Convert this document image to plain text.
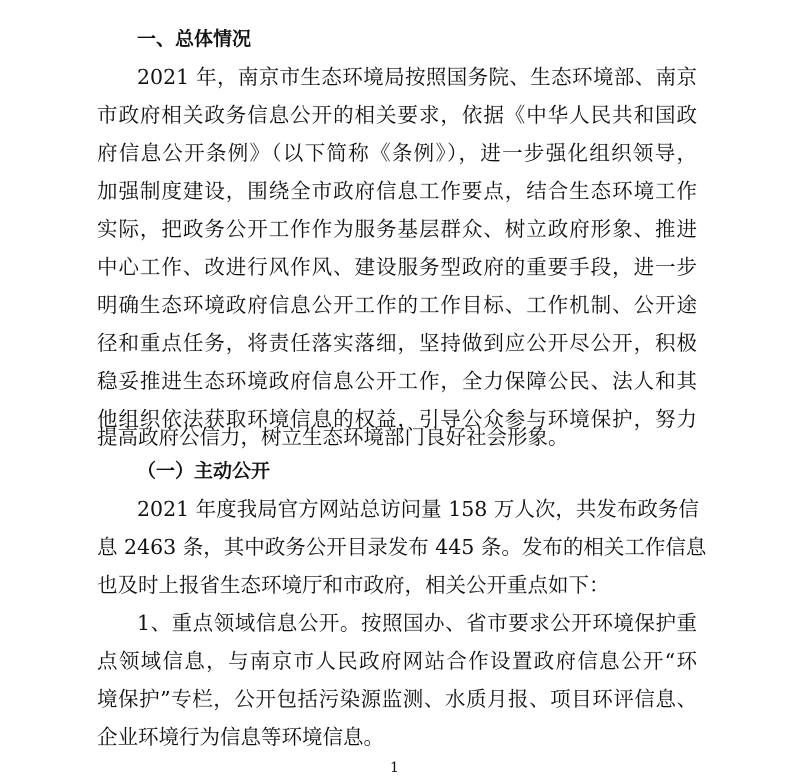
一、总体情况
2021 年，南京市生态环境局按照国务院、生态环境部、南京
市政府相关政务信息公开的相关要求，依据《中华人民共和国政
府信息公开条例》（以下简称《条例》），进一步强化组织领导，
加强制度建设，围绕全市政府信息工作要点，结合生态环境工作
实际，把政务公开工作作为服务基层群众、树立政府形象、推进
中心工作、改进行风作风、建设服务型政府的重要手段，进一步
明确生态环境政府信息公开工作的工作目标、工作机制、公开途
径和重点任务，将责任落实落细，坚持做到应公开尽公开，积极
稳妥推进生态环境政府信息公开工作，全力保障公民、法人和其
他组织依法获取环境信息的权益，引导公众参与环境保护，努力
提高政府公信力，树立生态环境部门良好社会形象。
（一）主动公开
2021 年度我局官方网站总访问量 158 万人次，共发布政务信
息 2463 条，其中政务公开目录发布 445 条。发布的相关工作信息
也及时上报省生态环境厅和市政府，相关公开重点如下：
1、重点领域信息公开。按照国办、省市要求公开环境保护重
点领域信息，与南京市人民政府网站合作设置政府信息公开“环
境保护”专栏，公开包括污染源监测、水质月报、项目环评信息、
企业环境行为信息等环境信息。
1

- - -

> [Exercise requirements]:
Print every entry exactly as written, without the pictures.

> [Task response]:
Convert this document image to plain text.
一、总体情况
2021 年，南京市生态环境局按照国务院、生态环境部、南京
市政府相关政务信息公开的相关要求，依据《中华人民共和国政
府信息公开条例》（以下简称《条例》），进一步强化组织领导，
加强制度建设，围绕全市政府信息工作要点，结合生态环境工作
实际，把政务公开工作作为服务基层群众、树立政府形象、推进
中心工作、改进行风作风、建设服务型政府的重要手段，进一步
明确生态环境政府信息公开工作的工作目标、工作机制、公开途
径和重点任务，将责任落实落细，坚持做到应公开尽公开，积极
稳妥推进生态环境政府信息公开工作，全力保障公民、法人和其
他组织依法获取环境信息的权益，引导公众参与环境保护，努力
提高政府公信力，树立生态环境部门良好社会形象。
（一）主动公开
2021 年度我局官方网站总访问量 158 万人次，共发布政务信
息 2463 条，其中政务公开目录发布 445 条。发布的相关工作信息
也及时上报省生态环境厅和市政府，相关公开重点如下：
1、重点领域信息公开。按照国办、省市要求公开环境保护重
点领域信息，与南京市人民政府网站合作设置政府信息公开“环
境保护”专栏，公开包括污染源监测、水质月报、项目环评信息、
企业环境行为信息等环境信息。
1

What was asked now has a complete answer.